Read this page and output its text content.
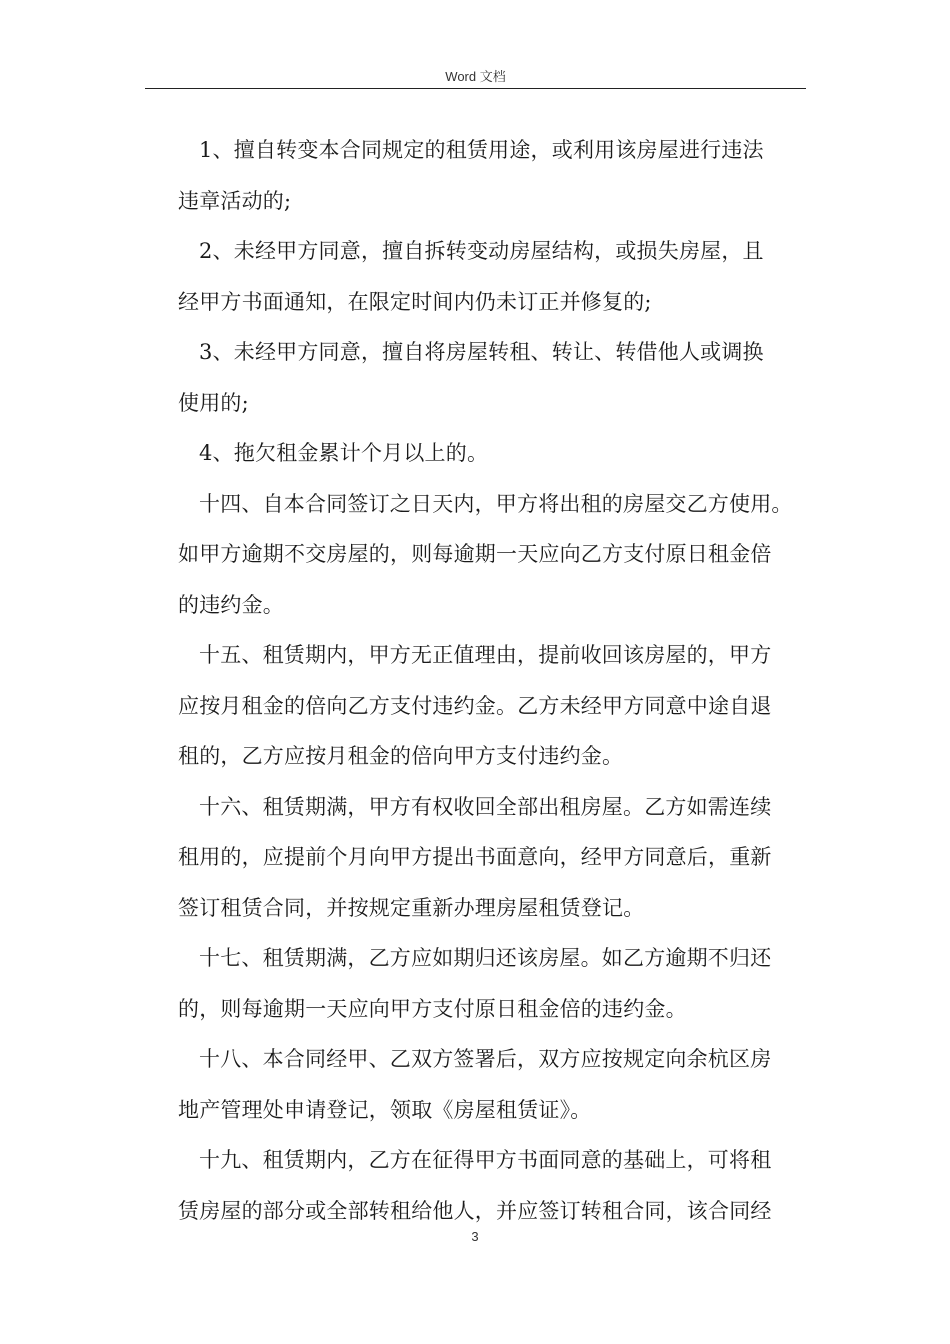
Word 文档
1、擅自转变本合同规定的租赁用途，或利用该房屋进行违法
违章活动的;
2、未经甲方同意，擅自拆转变动房屋结构，或损失房屋，且
经甲方书面通知，在限定时间内仍未订正并修复的;
3、未经甲方同意，擅自将房屋转租、转让、转借他人或调换
使用的;
4、拖欠租金累计个月以上的。
十四、自本合同签订之日天内，甲方将出租的房屋交乙方使用。
如甲方逾期不交房屋的，则每逾期一天应向乙方支付原日租金倍
的违约金。
十五、租赁期内，甲方无正值理由，提前收回该房屋的，甲方
应按月租金的倍向乙方支付违约金。乙方未经甲方同意中途自退
租的，乙方应按月租金的倍向甲方支付违约金。
十六、租赁期满，甲方有权收回全部出租房屋。乙方如需连续
租用的，应提前个月向甲方提出书面意向，经甲方同意后，重新
签订租赁合同，并按规定重新办理房屋租赁登记。
十七、租赁期满，乙方应如期归还该房屋。如乙方逾期不归还
的，则每逾期一天应向甲方支付原日租金倍的违约金。
十八、本合同经甲、乙双方签署后，双方应按规定向余杭区房
地产管理处申请登记，领取《房屋租赁证》。
十九、租赁期内，乙方在征得甲方书面同意的基础上，可将租
赁房屋的部分或全部转租给他人，并应签订转租合同，该合同经
3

**CHALLENGE**
Leave out the pictures and transcribe the entries above exactly.

**REPLY TO THE EXERCISE**
Read this page and output its text content.
Word 文档
1、擅自转变本合同规定的租赁用途，或利用该房屋进行违法
违章活动的;
2、未经甲方同意，擅自拆转变动房屋结构，或损失房屋，且
经甲方书面通知，在限定时间内仍未订正并修复的;
3、未经甲方同意，擅自将房屋转租、转让、转借他人或调换
使用的;
4、拖欠租金累计个月以上的。
十四、自本合同签订之日天内，甲方将出租的房屋交乙方使用。
如甲方逾期不交房屋的，则每逾期一天应向乙方支付原日租金倍
的违约金。
十五、租赁期内，甲方无正值理由，提前收回该房屋的，甲方
应按月租金的倍向乙方支付违约金。乙方未经甲方同意中途自退
租的，乙方应按月租金的倍向甲方支付违约金。
十六、租赁期满，甲方有权收回全部出租房屋。乙方如需连续
租用的，应提前个月向甲方提出书面意向，经甲方同意后，重新
签订租赁合同，并按规定重新办理房屋租赁登记。
十七、租赁期满，乙方应如期归还该房屋。如乙方逾期不归还
的，则每逾期一天应向甲方支付原日租金倍的违约金。
十八、本合同经甲、乙双方签署后，双方应按规定向余杭区房
地产管理处申请登记，领取《房屋租赁证》。
十九、租赁期内，乙方在征得甲方书面同意的基础上，可将租
赁房屋的部分或全部转租给他人，并应签订转租合同，该合同经
3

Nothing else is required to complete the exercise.